WORK TO BE COMPLETED:
Render every line of the records below as a numbered list, leaving out any blank lines.

(Spatial layout entries)
____
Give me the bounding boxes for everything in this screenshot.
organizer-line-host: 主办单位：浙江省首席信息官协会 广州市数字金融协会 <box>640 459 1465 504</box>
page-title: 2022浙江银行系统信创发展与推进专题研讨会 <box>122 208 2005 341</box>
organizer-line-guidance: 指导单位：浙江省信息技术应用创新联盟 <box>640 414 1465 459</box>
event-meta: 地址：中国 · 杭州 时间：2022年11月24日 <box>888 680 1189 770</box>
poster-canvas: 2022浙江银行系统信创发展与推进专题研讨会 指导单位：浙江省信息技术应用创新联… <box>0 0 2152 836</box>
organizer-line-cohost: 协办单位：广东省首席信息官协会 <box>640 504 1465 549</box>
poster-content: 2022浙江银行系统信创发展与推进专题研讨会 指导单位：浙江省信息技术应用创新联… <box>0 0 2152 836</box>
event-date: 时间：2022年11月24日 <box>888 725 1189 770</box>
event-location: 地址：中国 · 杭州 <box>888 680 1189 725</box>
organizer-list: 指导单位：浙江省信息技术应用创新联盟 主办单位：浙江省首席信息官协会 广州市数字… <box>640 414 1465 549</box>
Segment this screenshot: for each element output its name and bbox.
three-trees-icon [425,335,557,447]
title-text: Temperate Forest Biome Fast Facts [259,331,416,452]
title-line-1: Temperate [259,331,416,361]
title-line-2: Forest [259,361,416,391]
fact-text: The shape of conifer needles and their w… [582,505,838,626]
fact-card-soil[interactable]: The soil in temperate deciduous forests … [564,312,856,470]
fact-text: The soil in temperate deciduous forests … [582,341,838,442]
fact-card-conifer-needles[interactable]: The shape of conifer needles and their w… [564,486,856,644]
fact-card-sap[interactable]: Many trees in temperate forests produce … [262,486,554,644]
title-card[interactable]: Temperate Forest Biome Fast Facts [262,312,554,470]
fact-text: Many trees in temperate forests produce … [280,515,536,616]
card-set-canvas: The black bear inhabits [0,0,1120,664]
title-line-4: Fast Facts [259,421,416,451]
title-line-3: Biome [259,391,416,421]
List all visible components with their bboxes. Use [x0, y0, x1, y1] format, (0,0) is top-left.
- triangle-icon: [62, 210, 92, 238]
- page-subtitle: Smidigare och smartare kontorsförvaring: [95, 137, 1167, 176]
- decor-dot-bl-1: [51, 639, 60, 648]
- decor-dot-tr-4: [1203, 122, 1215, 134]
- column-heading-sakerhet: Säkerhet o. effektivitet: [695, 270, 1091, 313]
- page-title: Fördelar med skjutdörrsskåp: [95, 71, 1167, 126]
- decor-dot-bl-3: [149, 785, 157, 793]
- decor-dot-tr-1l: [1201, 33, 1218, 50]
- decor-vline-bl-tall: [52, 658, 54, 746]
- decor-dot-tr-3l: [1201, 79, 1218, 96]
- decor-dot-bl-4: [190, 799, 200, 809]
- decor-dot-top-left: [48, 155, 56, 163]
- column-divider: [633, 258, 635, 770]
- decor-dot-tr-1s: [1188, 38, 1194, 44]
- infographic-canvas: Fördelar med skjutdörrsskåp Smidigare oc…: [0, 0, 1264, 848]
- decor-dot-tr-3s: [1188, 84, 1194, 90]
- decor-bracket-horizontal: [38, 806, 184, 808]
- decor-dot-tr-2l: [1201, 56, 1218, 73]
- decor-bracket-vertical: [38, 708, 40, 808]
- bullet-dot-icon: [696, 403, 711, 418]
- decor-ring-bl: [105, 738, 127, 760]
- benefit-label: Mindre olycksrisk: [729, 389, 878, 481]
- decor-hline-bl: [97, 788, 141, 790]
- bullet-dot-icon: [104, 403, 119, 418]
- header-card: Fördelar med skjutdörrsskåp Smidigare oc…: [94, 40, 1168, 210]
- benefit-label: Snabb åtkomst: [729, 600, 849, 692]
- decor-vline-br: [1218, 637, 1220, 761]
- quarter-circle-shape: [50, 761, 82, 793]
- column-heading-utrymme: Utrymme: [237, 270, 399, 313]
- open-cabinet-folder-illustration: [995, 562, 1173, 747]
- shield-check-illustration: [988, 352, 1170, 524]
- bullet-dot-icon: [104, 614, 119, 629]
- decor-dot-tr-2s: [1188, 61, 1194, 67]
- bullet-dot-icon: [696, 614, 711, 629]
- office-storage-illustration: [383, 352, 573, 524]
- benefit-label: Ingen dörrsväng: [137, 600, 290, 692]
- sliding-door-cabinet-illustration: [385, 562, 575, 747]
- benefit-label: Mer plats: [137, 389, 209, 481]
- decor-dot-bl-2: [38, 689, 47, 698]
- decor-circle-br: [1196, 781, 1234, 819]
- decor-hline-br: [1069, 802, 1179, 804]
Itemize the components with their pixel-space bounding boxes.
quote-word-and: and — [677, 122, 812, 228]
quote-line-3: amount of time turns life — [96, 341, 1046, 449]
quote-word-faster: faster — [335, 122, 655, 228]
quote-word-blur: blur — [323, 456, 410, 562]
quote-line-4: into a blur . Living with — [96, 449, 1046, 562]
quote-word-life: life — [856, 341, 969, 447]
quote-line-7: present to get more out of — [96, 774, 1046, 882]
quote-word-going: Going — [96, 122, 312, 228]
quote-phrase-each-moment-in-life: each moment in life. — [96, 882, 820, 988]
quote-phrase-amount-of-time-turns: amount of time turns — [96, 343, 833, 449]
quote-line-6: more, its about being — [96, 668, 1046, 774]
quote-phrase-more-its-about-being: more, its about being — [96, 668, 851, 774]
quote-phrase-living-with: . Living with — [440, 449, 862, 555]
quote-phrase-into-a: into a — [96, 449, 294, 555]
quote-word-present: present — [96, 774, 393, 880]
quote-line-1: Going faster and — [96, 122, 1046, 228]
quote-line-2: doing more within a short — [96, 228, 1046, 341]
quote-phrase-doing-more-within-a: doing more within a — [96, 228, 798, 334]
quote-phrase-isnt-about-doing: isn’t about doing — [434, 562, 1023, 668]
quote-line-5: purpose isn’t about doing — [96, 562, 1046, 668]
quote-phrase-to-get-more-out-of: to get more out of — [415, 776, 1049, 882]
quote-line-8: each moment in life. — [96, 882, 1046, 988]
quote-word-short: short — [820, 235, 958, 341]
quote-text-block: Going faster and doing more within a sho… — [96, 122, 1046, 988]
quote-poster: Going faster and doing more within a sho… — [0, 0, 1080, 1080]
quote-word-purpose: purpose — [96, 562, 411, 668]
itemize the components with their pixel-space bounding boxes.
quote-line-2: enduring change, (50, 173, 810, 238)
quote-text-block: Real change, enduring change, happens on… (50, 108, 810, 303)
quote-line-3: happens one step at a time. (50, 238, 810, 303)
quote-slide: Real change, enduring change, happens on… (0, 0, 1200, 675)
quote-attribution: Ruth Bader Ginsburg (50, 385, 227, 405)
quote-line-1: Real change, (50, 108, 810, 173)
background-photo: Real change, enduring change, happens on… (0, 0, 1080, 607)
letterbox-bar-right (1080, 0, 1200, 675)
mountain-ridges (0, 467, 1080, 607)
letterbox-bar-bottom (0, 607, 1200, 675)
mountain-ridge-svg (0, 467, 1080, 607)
____
TASK RESULT:
1. Give me the bounding boxes for everything in this screenshot.
2. organizer-line-host: 主办单位：浙江省首席信息官协会 广州市数字金融协会 <box>640 459 1465 504</box>
3. page-title: 2022浙江银行系统信创发展与推进专题研讨会 <box>122 208 2005 341</box>
4. organizer-line-guidance: 指导单位：浙江省信息技术应用创新联盟 <box>640 414 1465 459</box>
5. event-meta: 地址：中国 · 杭州 时间：2022年11月24日 <box>888 680 1189 770</box>
6. poster-canvas: 2022浙江银行系统信创发展与推进专题研讨会 指导单位：浙江省信息技术应用创新联… <box>0 0 2152 836</box>
7. organizer-line-cohost: 协办单位：广东省首席信息官协会 <box>640 504 1465 549</box>
8. poster-content: 2022浙江银行系统信创发展与推进专题研讨会 指导单位：浙江省信息技术应用创新联… <box>0 0 2152 836</box>
9. event-date: 时间：2022年11月24日 <box>888 725 1189 770</box>
10. event-location: 地址：中国 · 杭州 <box>888 680 1189 725</box>
11. organizer-list: 指导单位：浙江省信息技术应用创新联盟 主办单位：浙江省首席信息官协会 广州市数字… <box>640 414 1465 549</box>
12. Segment this screenshot: for each element output its name and bbox.
13. three-trees-icon [425,335,557,447]
14. title-text: Temperate Forest Biome Fast Facts [259,331,416,452]
15. title-line-1: Temperate [259,331,416,361]
16. title-line-2: Forest [259,361,416,391]
17. fact-text: The shape of conifer needles and their w… [582,505,838,626]
18. fact-card-soil[interactable]: The soil in temperate deciduous forests … [564,312,856,470]
19. fact-text: The soil in temperate deciduous forests … [582,341,838,442]
20. fact-card-conifer-needles[interactable]: The shape of conifer needles and their w… [564,486,856,644]
21. fact-card-sap[interactable]: Many trees in temperate forests produce … [262,486,554,644]
22. title-card[interactable]: Temperate Forest Biome Fast Facts [262,312,554,470]
23. fact-text: Many trees in temperate forests produce … [280,515,536,616]
24. card-set-canvas: The black bear inhabits [0,0,1120,664]
25. title-line-4: Fast Facts [259,421,416,451]
26. title-line-3: Biome [259,391,416,421]
27. List all visible components with their bboxes. Use [x0, y0, x1, y1] format, (0,0) is top-left.
28. - triangle-icon: [62, 210, 92, 238]
29. - page-subtitle: Smidigare och smartare kontorsförvaring: [95, 137, 1167, 176]
30. - decor-dot-bl-1: [51, 639, 60, 648]
31. - decor-dot-tr-4: [1203, 122, 1215, 134]
32. - column-heading-sakerhet: Säkerhet o. effektivitet: [695, 270, 1091, 313]
33. - page-title: Fördelar med skjutdörrsskåp: [95, 71, 1167, 126]
34. - decor-dot-bl-3: [149, 785, 157, 793]
35. - decor-dot-tr-1l: [1201, 33, 1218, 50]
36. - decor-vline-bl-tall: [52, 658, 54, 746]
37. - decor-dot-tr-3l: [1201, 79, 1218, 96]
38. - decor-dot-bl-4: [190, 799, 200, 809]
39. - decor-dot-top-left: [48, 155, 56, 163]
40. - column-divider: [633, 258, 635, 770]
41. - decor-dot-tr-1s: [1188, 38, 1194, 44]
42. - infographic-canvas: Fördelar med skjutdörrsskåp Smidigare oc…: [0, 0, 1264, 848]
43. - decor-dot-tr-3s: [1188, 84, 1194, 90]
44. - decor-bracket-horizontal: [38, 806, 184, 808]
45. - decor-dot-tr-2l: [1201, 56, 1218, 73]
46. - decor-bracket-vertical: [38, 708, 40, 808]
47. - bullet-dot-icon: [696, 403, 711, 418]
48. - decor-ring-bl: [105, 738, 127, 760]
49. - benefit-label: Mindre olycksrisk: [729, 389, 878, 481]
50. - decor-hline-bl: [97, 788, 141, 790]
51. - bullet-dot-icon: [104, 403, 119, 418]
52. - header-card: Fördelar med skjutdörrsskåp Smidigare oc…: [94, 40, 1168, 210]
53. - benefit-label: Snabb åtkomst: [729, 600, 849, 692]
54. - decor-vline-br: [1218, 637, 1220, 761]
55. - quarter-circle-shape: [50, 761, 82, 793]
56. - column-heading-utrymme: Utrymme: [237, 270, 399, 313]
57. - open-cabinet-folder-illustration: [995, 562, 1173, 747]
58. - shield-check-illustration: [988, 352, 1170, 524]
59. - bullet-dot-icon: [104, 614, 119, 629]
60. - decor-dot-tr-2s: [1188, 61, 1194, 67]
61. - bullet-dot-icon: [696, 614, 711, 629]
62. - office-storage-illustration: [383, 352, 573, 524]
63. - benefit-label: Ingen dörrsväng: [137, 600, 290, 692]
64. - sliding-door-cabinet-illustration: [385, 562, 575, 747]
65. - benefit-label: Mer plats: [137, 389, 209, 481]
66. - decor-dot-bl-2: [38, 689, 47, 698]
67. - decor-circle-br: [1196, 781, 1234, 819]
68. - decor-hline-br: [1069, 802, 1179, 804]
69. Itemize the components with their pixel-space bounding boxes.
70. quote-word-and: and — [677, 122, 812, 228]
71. quote-line-3: amount of time turns life — [96, 341, 1046, 449]
72. quote-word-faster: faster — [335, 122, 655, 228]
73. quote-word-blur: blur — [323, 456, 410, 562]
74. quote-line-4: into a blur . Living with — [96, 449, 1046, 562]
75. quote-word-life: life — [856, 341, 969, 447]
76. quote-line-7: present to get more out of — [96, 774, 1046, 882]
77. quote-word-going: Going — [96, 122, 312, 228]
78. quote-phrase-each-moment-in-life: each moment in life. — [96, 882, 820, 988]
79. quote-phrase-amount-of-time-turns: amount of time turns — [96, 343, 833, 449]
80. quote-line-6: more, its about being — [96, 668, 1046, 774]
81. quote-phrase-more-its-about-being: more, its about being — [96, 668, 851, 774]
82. quote-phrase-living-with: . Living with — [440, 449, 862, 555]
83. quote-phrase-into-a: into a — [96, 449, 294, 555]
84. quote-word-present: present — [96, 774, 393, 880]
85. quote-line-1: Going faster and — [96, 122, 1046, 228]
86. quote-line-2: doing more within a short — [96, 228, 1046, 341]
87. quote-phrase-doing-more-within-a: doing more within a — [96, 228, 798, 334]
88. quote-phrase-isnt-about-doing: isn’t about doing — [434, 562, 1023, 668]
89. quote-line-5: purpose isn’t about doing — [96, 562, 1046, 668]
90. quote-phrase-to-get-more-out-of: to get more out of — [415, 776, 1049, 882]
91. quote-line-8: each moment in life. — [96, 882, 1046, 988]
92. quote-word-short: short — [820, 235, 958, 341]
93. quote-text-block: Going faster and doing more within a sho… — [96, 122, 1046, 988]
94. quote-poster: Going faster and doing more within a sho… — [0, 0, 1080, 1080]
95. quote-word-purpose: purpose — [96, 562, 411, 668]
96. itemize the components with their pixel-space bounding boxes.
97. quote-line-2: enduring change, (50, 173, 810, 238)
98. quote-text-block: Real change, enduring change, happens on… (50, 108, 810, 303)
99. quote-line-3: happens one step at a time. (50, 238, 810, 303)
100. quote-slide: Real change, enduring change, happens on… (0, 0, 1200, 675)
101. quote-attribution: Ruth Bader Ginsburg (50, 385, 227, 405)
102. quote-line-1: Real change, (50, 108, 810, 173)
103. background-photo: Real change, enduring change, happens on… (0, 0, 1080, 607)
104. letterbox-bar-right (1080, 0, 1200, 675)
105. mountain-ridges (0, 467, 1080, 607)
106. letterbox-bar-bottom (0, 607, 1200, 675)
107. mountain-ridge-svg (0, 467, 1080, 607)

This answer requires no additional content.